- PROBLEM DETAILS -
Where a line in the listing contains the string "interval", copy that line out.
— Begin —
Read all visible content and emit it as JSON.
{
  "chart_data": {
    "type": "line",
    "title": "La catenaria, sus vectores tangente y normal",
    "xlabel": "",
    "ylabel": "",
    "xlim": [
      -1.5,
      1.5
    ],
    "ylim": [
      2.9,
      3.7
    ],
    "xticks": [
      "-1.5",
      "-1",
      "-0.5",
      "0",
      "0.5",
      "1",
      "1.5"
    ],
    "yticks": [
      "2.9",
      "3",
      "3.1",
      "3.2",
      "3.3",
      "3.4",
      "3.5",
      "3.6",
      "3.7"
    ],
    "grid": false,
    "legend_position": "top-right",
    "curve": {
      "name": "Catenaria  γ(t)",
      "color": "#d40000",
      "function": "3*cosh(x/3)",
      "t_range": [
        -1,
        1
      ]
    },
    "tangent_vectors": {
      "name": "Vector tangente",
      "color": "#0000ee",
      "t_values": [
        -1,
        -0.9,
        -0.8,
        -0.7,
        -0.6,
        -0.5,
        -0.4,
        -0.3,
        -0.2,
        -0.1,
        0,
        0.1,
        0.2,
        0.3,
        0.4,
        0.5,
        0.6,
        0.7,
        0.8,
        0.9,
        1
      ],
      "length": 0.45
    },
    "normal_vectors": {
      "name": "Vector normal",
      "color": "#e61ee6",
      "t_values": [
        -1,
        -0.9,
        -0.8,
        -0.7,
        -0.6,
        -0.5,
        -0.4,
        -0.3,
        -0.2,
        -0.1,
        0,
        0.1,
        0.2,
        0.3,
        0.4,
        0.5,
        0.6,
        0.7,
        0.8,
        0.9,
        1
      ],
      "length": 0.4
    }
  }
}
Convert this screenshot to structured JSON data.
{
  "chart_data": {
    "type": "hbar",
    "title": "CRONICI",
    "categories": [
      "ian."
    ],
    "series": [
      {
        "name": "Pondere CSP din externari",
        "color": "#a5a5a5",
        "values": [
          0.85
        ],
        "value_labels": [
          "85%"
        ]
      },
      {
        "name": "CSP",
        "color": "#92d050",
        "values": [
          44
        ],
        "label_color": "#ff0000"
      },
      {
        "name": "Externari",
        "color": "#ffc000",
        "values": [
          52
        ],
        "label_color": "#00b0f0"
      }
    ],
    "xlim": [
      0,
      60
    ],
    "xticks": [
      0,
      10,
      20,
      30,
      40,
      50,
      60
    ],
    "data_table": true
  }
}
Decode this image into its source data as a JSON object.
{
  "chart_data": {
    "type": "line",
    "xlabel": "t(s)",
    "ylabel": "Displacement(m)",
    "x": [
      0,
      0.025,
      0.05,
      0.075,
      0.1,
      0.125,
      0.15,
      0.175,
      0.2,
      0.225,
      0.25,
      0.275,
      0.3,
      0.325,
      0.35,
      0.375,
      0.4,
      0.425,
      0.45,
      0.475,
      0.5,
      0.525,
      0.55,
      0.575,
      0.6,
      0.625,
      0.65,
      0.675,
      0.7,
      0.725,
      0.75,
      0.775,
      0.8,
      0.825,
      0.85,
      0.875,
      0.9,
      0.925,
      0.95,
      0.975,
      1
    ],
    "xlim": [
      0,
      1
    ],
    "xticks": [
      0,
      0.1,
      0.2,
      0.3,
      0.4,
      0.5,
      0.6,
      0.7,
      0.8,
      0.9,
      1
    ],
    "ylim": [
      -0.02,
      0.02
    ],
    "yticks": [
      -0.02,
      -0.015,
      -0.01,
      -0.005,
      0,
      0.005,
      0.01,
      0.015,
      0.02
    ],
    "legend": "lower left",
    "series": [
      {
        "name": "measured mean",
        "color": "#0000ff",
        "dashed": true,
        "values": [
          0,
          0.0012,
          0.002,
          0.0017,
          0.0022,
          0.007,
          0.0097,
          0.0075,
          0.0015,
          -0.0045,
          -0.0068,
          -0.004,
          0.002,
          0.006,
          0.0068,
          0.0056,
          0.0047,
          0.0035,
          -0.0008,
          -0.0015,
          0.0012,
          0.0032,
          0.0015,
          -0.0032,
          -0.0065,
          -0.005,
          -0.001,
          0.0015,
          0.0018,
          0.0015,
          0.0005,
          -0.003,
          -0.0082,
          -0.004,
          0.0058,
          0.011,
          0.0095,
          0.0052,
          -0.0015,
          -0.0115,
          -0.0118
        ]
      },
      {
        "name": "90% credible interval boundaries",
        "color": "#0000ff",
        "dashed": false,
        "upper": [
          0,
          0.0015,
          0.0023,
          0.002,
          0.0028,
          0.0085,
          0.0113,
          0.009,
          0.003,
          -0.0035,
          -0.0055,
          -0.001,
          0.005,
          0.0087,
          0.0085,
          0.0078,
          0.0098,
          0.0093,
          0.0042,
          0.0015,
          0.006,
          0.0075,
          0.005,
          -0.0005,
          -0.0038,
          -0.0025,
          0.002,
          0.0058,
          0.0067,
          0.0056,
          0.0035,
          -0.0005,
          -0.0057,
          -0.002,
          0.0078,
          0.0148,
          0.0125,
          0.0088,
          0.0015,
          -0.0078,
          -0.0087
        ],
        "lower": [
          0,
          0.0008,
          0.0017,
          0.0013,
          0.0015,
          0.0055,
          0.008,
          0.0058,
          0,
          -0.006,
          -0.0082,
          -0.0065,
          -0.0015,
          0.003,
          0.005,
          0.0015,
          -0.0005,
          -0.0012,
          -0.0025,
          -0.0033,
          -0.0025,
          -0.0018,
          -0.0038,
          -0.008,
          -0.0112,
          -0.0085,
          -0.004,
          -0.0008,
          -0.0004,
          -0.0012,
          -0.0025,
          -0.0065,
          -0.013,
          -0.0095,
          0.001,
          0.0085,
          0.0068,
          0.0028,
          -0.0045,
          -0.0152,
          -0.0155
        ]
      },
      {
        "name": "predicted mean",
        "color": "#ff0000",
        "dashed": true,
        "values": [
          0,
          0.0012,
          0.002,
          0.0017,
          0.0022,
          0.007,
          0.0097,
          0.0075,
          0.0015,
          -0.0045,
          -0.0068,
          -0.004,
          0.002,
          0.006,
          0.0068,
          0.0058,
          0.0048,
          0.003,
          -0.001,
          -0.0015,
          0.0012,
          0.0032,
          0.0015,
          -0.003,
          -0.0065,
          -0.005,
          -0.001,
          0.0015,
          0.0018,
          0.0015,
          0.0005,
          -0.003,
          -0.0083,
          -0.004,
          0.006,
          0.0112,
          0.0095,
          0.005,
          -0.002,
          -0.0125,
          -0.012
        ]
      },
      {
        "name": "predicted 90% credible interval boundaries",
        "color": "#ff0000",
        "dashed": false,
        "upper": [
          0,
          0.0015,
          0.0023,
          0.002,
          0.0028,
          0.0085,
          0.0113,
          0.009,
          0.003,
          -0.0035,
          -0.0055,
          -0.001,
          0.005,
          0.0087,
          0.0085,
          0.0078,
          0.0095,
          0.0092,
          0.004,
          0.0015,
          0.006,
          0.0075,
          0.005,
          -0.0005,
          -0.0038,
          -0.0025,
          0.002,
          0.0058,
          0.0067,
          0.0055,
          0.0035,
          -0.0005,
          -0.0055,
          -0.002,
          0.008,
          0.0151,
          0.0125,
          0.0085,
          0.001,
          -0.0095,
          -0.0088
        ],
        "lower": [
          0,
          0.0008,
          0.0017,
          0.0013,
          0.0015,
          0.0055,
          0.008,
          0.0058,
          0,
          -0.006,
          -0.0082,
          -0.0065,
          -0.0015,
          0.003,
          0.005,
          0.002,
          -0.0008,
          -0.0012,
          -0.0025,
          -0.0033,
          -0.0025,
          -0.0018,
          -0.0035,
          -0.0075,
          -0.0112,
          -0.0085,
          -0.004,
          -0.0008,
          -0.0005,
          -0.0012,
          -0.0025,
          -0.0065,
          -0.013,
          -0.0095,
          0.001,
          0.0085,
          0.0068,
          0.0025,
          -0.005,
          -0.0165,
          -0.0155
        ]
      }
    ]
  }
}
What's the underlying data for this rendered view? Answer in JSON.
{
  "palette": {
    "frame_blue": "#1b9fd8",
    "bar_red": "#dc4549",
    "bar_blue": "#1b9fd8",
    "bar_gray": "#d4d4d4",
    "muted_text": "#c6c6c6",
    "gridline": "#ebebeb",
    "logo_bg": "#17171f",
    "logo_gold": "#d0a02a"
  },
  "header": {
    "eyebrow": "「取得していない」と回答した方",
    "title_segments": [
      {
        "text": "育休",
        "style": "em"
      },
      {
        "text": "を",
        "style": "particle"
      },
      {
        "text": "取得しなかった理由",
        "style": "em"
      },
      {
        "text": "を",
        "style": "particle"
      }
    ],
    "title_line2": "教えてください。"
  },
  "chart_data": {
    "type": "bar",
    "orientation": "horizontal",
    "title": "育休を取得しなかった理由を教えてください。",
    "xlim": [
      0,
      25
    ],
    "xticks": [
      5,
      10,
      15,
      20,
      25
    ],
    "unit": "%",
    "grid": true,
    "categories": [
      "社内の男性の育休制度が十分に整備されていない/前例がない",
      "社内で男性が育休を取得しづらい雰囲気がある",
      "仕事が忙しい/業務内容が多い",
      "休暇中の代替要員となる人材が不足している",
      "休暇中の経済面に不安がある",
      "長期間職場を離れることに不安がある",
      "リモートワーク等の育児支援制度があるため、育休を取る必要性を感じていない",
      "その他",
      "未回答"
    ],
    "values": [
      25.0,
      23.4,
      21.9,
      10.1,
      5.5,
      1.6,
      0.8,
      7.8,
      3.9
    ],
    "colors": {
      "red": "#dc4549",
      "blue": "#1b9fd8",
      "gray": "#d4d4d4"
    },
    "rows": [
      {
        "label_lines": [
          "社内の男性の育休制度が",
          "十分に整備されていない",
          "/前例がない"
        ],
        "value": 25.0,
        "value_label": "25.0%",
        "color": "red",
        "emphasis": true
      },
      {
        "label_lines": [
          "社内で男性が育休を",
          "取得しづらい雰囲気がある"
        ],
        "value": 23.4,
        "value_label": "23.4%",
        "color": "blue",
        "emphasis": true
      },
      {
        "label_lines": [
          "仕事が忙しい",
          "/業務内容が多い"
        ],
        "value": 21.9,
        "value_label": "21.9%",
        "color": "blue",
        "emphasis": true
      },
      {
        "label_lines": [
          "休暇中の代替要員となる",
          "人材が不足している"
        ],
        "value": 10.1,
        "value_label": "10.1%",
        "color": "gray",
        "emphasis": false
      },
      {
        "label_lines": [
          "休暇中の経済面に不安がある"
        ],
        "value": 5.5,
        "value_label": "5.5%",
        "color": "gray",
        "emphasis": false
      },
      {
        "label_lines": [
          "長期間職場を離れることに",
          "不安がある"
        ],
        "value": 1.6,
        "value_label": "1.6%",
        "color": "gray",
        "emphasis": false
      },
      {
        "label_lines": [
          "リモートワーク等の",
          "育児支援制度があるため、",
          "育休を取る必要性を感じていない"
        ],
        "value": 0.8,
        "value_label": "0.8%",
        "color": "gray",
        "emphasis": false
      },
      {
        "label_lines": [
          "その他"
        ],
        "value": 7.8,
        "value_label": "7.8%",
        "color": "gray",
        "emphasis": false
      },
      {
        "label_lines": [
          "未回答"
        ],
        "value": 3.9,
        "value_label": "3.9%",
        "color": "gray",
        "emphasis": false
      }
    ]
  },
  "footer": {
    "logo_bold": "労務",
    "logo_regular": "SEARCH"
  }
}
— End —
- WRITTEN RESPONSE -
        "name": "90% credible interval boundaries",
        "name": "predicted 90% credible interval boundaries",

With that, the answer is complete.